▸ INSTRUCTION:
Go through the lines below and copy each one that holds the string "name".

[ENTRIES SHOWN start]

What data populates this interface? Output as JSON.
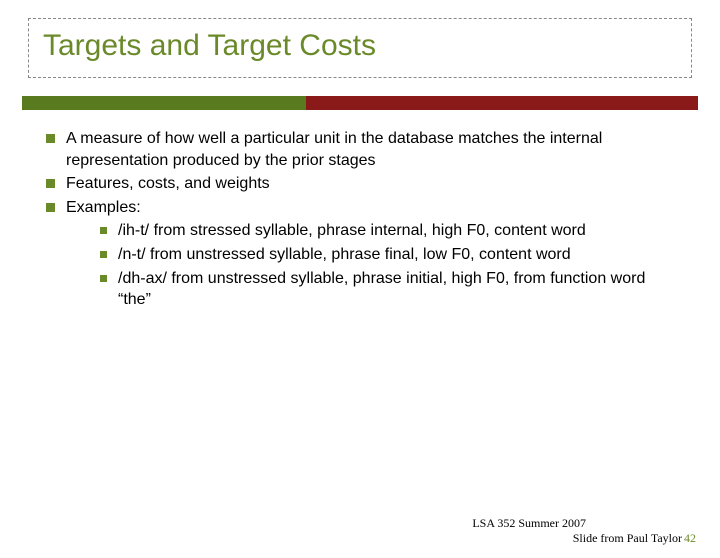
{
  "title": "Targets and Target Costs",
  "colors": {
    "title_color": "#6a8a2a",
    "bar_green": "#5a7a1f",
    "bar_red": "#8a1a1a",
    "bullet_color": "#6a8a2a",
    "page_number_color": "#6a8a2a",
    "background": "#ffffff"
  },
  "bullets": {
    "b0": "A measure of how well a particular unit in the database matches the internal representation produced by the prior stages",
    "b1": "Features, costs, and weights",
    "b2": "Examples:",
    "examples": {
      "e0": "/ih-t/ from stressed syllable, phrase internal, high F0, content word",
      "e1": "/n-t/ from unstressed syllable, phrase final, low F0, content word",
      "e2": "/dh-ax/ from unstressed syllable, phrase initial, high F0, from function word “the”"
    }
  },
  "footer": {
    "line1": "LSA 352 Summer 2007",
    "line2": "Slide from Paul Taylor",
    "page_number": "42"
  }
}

[ENTRIES SHOWN end]
[ENTRIES SHOWN start]

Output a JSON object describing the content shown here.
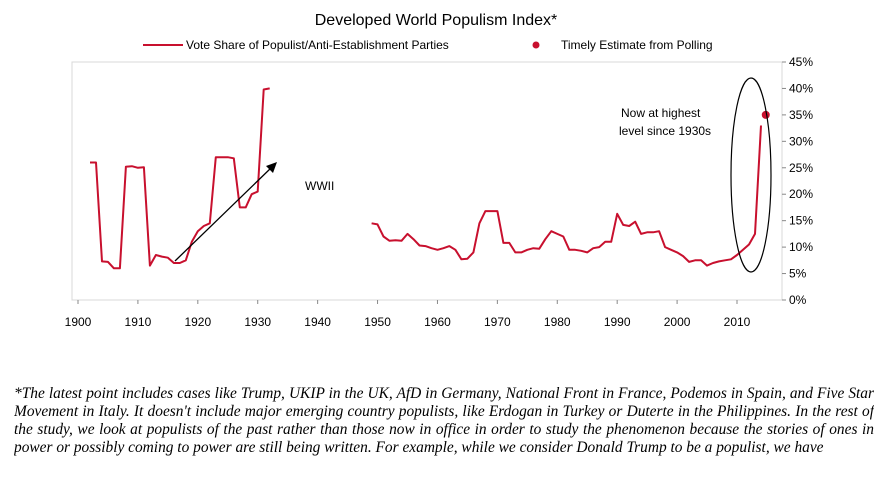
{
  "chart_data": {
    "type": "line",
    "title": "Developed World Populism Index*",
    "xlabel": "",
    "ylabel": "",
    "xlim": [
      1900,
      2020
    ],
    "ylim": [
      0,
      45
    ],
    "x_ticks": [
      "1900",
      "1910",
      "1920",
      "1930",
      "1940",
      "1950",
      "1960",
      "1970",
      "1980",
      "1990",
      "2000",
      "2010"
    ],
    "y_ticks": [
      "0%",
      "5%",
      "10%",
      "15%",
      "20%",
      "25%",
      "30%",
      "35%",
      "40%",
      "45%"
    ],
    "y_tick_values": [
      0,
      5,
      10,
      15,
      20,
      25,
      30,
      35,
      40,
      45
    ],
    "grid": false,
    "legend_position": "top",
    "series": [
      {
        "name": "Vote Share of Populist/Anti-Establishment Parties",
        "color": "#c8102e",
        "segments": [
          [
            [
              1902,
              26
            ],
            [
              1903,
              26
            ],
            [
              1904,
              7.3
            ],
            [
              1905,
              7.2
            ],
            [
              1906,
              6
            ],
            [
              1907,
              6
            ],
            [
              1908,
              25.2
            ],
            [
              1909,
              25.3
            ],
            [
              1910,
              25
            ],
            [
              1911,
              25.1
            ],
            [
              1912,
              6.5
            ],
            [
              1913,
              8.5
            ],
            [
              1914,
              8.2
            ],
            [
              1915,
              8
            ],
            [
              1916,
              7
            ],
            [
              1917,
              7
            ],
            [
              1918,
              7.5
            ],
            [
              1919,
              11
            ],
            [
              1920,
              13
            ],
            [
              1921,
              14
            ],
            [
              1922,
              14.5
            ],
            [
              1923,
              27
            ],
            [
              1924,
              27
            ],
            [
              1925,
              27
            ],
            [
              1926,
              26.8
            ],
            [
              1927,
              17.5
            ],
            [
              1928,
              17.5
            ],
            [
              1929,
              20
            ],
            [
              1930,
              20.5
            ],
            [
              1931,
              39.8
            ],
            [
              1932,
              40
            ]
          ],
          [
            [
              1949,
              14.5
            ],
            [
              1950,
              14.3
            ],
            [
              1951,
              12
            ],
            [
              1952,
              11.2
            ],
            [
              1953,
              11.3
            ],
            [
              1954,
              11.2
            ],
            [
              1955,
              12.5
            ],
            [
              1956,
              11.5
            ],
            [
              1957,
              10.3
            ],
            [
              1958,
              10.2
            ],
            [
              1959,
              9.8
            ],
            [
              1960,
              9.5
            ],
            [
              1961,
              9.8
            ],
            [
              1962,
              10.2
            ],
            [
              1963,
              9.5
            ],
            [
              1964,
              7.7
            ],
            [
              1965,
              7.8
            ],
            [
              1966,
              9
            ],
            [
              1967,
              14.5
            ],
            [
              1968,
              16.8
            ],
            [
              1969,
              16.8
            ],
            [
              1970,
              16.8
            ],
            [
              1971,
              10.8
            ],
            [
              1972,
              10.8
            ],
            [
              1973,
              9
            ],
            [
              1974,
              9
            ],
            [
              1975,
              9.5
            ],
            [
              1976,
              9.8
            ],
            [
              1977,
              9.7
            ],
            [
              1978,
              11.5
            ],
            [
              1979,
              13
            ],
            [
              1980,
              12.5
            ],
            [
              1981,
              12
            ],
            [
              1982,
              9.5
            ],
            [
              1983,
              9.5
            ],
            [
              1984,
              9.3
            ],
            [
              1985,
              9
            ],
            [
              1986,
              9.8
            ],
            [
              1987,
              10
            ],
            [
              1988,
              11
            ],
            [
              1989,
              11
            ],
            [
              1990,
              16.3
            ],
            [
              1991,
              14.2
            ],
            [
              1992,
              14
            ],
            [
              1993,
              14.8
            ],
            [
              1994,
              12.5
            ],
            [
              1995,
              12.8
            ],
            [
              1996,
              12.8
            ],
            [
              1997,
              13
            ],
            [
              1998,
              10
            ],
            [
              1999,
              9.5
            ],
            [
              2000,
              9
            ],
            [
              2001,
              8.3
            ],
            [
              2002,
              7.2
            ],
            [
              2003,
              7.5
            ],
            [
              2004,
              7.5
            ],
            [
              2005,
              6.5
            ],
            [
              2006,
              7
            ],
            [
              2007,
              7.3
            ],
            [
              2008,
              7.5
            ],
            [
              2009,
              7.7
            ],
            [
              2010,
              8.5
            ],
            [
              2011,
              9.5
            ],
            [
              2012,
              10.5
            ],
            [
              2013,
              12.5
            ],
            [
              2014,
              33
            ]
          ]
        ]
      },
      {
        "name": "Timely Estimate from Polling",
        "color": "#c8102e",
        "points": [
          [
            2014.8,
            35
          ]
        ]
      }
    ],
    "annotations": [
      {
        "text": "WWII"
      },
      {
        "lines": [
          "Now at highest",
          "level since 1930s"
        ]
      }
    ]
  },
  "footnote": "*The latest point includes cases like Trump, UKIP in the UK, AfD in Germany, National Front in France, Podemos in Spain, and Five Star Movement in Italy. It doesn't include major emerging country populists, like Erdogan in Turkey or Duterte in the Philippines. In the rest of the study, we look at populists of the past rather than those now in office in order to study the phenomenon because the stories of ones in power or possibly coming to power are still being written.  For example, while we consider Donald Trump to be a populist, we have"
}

[ENTRIES SHOWN end]

▸ FINAL RESULT:
        "name": "Vote Share of Populist/Anti-Establishment Parties",
        "name": "Timely Estimate from Polling",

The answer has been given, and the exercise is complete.